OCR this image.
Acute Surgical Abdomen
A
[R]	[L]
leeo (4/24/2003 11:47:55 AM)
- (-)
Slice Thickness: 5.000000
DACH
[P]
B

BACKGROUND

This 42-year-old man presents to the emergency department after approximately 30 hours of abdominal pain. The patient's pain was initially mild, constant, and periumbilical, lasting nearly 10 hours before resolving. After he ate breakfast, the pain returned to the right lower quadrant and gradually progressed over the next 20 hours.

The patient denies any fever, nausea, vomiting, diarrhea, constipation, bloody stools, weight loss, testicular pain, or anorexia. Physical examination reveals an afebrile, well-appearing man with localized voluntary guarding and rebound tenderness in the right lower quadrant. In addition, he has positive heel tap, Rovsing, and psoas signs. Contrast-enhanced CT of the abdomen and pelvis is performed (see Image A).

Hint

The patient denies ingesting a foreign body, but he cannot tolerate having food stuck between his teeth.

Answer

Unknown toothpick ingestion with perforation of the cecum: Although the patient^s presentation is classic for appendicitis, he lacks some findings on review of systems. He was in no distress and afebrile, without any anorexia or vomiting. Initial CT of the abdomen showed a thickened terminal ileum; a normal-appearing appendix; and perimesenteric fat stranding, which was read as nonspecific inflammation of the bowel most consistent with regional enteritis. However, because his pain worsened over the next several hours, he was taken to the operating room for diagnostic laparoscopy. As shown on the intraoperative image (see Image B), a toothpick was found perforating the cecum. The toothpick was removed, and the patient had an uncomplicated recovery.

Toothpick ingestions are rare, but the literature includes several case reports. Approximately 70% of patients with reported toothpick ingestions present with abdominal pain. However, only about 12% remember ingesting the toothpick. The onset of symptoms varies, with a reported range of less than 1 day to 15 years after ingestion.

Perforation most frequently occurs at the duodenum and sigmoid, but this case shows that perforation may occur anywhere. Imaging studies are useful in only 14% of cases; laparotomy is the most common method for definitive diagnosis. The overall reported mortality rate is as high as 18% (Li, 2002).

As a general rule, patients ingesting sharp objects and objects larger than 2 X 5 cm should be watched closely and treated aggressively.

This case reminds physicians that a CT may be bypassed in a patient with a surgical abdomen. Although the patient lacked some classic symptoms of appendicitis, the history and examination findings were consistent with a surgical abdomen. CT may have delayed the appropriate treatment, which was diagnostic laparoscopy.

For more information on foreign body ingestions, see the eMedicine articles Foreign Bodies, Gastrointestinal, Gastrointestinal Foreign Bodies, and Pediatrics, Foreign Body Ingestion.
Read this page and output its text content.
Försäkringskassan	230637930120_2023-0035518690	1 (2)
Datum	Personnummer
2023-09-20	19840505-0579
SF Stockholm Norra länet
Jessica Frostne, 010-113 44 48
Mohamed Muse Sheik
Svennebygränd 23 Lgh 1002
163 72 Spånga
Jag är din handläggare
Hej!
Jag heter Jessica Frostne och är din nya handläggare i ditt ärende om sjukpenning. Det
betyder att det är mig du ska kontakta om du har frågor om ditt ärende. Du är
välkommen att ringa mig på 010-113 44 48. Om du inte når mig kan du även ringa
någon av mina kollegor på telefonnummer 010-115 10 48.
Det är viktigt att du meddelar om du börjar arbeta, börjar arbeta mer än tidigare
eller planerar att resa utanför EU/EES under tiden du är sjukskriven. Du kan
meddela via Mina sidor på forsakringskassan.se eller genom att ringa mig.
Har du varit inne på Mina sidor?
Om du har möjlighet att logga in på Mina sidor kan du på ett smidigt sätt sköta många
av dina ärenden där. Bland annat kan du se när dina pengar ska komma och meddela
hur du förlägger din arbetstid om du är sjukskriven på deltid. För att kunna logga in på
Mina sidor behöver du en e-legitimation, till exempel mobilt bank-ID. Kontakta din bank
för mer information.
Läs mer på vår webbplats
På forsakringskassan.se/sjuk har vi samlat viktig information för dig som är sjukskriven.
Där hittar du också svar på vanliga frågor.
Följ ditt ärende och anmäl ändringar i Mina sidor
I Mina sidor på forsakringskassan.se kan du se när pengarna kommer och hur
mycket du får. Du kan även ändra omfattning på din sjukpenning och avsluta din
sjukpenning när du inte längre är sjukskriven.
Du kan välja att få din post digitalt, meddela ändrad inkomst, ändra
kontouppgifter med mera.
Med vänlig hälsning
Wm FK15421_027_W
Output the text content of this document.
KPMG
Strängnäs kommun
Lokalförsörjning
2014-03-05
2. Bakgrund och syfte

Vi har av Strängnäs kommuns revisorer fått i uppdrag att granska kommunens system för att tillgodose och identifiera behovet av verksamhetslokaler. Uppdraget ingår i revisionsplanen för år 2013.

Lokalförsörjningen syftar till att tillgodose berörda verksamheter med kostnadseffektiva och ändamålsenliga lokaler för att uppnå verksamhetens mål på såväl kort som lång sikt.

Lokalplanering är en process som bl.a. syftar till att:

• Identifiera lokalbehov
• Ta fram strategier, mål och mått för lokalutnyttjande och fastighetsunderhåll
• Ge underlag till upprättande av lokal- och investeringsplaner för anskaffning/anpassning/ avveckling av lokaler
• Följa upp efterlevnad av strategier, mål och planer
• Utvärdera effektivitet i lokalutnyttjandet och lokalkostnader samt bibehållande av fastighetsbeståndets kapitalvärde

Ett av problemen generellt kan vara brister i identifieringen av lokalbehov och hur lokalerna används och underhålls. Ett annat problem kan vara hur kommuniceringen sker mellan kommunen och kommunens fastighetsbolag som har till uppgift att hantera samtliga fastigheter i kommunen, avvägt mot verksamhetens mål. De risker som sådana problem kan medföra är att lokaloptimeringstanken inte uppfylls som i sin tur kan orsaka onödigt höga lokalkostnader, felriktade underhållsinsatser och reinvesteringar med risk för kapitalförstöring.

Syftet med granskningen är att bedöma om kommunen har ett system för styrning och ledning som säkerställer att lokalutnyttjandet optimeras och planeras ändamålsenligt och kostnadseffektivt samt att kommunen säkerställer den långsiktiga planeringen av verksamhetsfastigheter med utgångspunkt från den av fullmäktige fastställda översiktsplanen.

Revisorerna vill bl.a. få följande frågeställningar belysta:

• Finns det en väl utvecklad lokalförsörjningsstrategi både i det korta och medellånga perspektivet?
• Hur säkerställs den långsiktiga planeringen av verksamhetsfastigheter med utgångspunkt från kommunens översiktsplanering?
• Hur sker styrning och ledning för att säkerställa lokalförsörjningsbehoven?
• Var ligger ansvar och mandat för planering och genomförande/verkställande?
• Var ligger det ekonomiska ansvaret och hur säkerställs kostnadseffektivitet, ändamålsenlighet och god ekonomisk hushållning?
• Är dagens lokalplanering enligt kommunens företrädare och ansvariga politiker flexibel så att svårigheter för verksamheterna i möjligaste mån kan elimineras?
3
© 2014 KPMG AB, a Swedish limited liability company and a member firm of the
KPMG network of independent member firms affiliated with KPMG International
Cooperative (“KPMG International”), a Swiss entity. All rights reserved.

************

■ Task directions: Exactly as they appear above, give the entries again.

■ Response area:
OCR this image.
Acute Surgical Abdomen
A
[R]	[L]
leeo (4/24/2003 11:47:55 AM)
- (-)
Slice Thickness: 5.000000
DACH
[P]
B

BACKGROUND

This 42-year-old man presents to the emergency department after approximately 30 hours of abdominal pain. The patient's pain was initially mild, constant, and periumbilical, lasting nearly 10 hours before resolving. After he ate breakfast, the pain returned to the right lower quadrant and gradually progressed over the next 20 hours.

The patient denies any fever, nausea, vomiting, diarrhea, constipation, bloody stools, weight loss, testicular pain, or anorexia. Physical examination reveals an afebrile, well-appearing man with localized voluntary guarding and rebound tenderness in the right lower quadrant. In addition, he has positive heel tap, Rovsing, and psoas signs. Contrast-enhanced CT of the abdomen and pelvis is performed (see Image A).

Hint

The patient denies ingesting a foreign body, but he cannot tolerate having food stuck between his teeth.

Answer

Unknown toothpick ingestion with perforation of the cecum: Although the patient^s presentation is classic for appendicitis, he lacks some findings on review of systems. He was in no distress and afebrile, without any anorexia or vomiting. Initial CT of the abdomen showed a thickened terminal ileum; a normal-appearing appendix; and perimesenteric fat stranding, which was read as nonspecific inflammation of the bowel most consistent with regional enteritis. However, because his pain worsened over the next several hours, he was taken to the operating room for diagnostic laparoscopy. As shown on the intraoperative image (see Image B), a toothpick was found perforating the cecum. The toothpick was removed, and the patient had an uncomplicated recovery.

Toothpick ingestions are rare, but the literature includes several case reports. Approximately 70% of patients with reported toothpick ingestions present with abdominal pain. However, only about 12% remember ingesting the toothpick. The onset of symptoms varies, with a reported range of less than 1 day to 15 years after ingestion.

Perforation most frequently occurs at the duodenum and sigmoid, but this case shows that perforation may occur anywhere. Imaging studies are useful in only 14% of cases; laparotomy is the most common method for definitive diagnosis. The overall reported mortality rate is as high as 18% (Li, 2002).

As a general rule, patients ingesting sharp objects and objects larger than 2 X 5 cm should be watched closely and treated aggressively.

This case reminds physicians that a CT may be bypassed in a patient with a surgical abdomen. Although the patient lacked some classic symptoms of appendicitis, the history and examination findings were consistent with a surgical abdomen. CT may have delayed the appropriate treatment, which was diagnostic laparoscopy.

For more information on foreign body ingestions, see the eMedicine articles Foreign Bodies, Gastrointestinal, Gastrointestinal Foreign Bodies, and Pediatrics, Foreign Body Ingestion.
Read this page and output its text content.
Försäkringskassan	230637930120_2023-0035518690	1 (2)
Datum	Personnummer
2023-09-20	19840505-0579
SF Stockholm Norra länet
Jessica Frostne, 010-113 44 48
Mohamed Muse Sheik
Svennebygränd 23 Lgh 1002
163 72 Spånga
Jag är din handläggare
Hej!
Jag heter Jessica Frostne och är din nya handläggare i ditt ärende om sjukpenning. Det
betyder att det är mig du ska kontakta om du har frågor om ditt ärende. Du är
välkommen att ringa mig på 010-113 44 48. Om du inte når mig kan du även ringa
någon av mina kollegor på telefonnummer 010-115 10 48.
Det är viktigt att du meddelar om du börjar arbeta, börjar arbeta mer än tidigare
eller planerar att resa utanför EU/EES under tiden du är sjukskriven. Du kan
meddela via Mina sidor på forsakringskassan.se eller genom att ringa mig.
Har du varit inne på Mina sidor?
Om du har möjlighet att logga in på Mina sidor kan du på ett smidigt sätt sköta många
av dina ärenden där. Bland annat kan du se när dina pengar ska komma och meddela
hur du förlägger din arbetstid om du är sjukskriven på deltid. För att kunna logga in på
Mina sidor behöver du en e-legitimation, till exempel mobilt bank-ID. Kontakta din bank
för mer information.
Läs mer på vår webbplats
På forsakringskassan.se/sjuk har vi samlat viktig information för dig som är sjukskriven.
Där hittar du också svar på vanliga frågor.
Följ ditt ärende och anmäl ändringar i Mina sidor
I Mina sidor på forsakringskassan.se kan du se när pengarna kommer och hur
mycket du får. Du kan även ändra omfattning på din sjukpenning och avsluta din
sjukpenning när du inte längre är sjukskriven.
Du kan välja att få din post digitalt, meddela ändrad inkomst, ändra
kontouppgifter med mera.
Med vänlig hälsning
Wm FK15421_027_W
Output the text content of this document.
KPMG
Strängnäs kommun
Lokalförsörjning
2014-03-05
2. Bakgrund och syfte

Vi har av Strängnäs kommuns revisorer fått i uppdrag att granska kommunens system för att tillgodose och identifiera behovet av verksamhetslokaler. Uppdraget ingår i revisionsplanen för år 2013.

Lokalförsörjningen syftar till att tillgodose berörda verksamheter med kostnadseffektiva och ändamålsenliga lokaler för att uppnå verksamhetens mål på såväl kort som lång sikt.

Lokalplanering är en process som bl.a. syftar till att:

• Identifiera lokalbehov
• Ta fram strategier, mål och mått för lokalutnyttjande och fastighetsunderhåll
• Ge underlag till upprättande av lokal- och investeringsplaner för anskaffning/anpassning/ avveckling av lokaler
• Följa upp efterlevnad av strategier, mål och planer
• Utvärdera effektivitet i lokalutnyttjandet och lokalkostnader samt bibehållande av fastighetsbeståndets kapitalvärde

Ett av problemen generellt kan vara brister i identifieringen av lokalbehov och hur lokalerna används och underhålls. Ett annat problem kan vara hur kommuniceringen sker mellan kommunen och kommunens fastighetsbolag som har till uppgift att hantera samtliga fastigheter i kommunen, avvägt mot verksamhetens mål. De risker som sådana problem kan medföra är att lokaloptimeringstanken inte uppfylls som i sin tur kan orsaka onödigt höga lokalkostnader, felriktade underhållsinsatser och reinvesteringar med risk för kapitalförstöring.

Syftet med granskningen är att bedöma om kommunen har ett system för styrning och ledning som säkerställer att lokalutnyttjandet optimeras och planeras ändamålsenligt och kostnadseffektivt samt att kommunen säkerställer den långsiktiga planeringen av verksamhetsfastigheter med utgångspunkt från den av fullmäktige fastställda översiktsplanen.

Revisorerna vill bl.a. få följande frågeställningar belysta:

• Finns det en väl utvecklad lokalförsörjningsstrategi både i det korta och medellånga perspektivet?
• Hur säkerställs den långsiktiga planeringen av verksamhetsfastigheter med utgångspunkt från kommunens översiktsplanering?
• Hur sker styrning och ledning för att säkerställa lokalförsörjningsbehoven?
• Var ligger ansvar och mandat för planering och genomförande/verkställande?
• Var ligger det ekonomiska ansvaret och hur säkerställs kostnadseffektivitet, ändamålsenlighet och god ekonomisk hushållning?
• Är dagens lokalplanering enligt kommunens företrädare och ansvariga politiker flexibel så att svårigheter för verksamheterna i möjligaste mån kan elimineras?
3
© 2014 KPMG AB, a Swedish limited liability company and a member firm of the
KPMG network of independent member firms affiliated with KPMG International
Cooperative (“KPMG International”), a Swiss entity. All rights reserved.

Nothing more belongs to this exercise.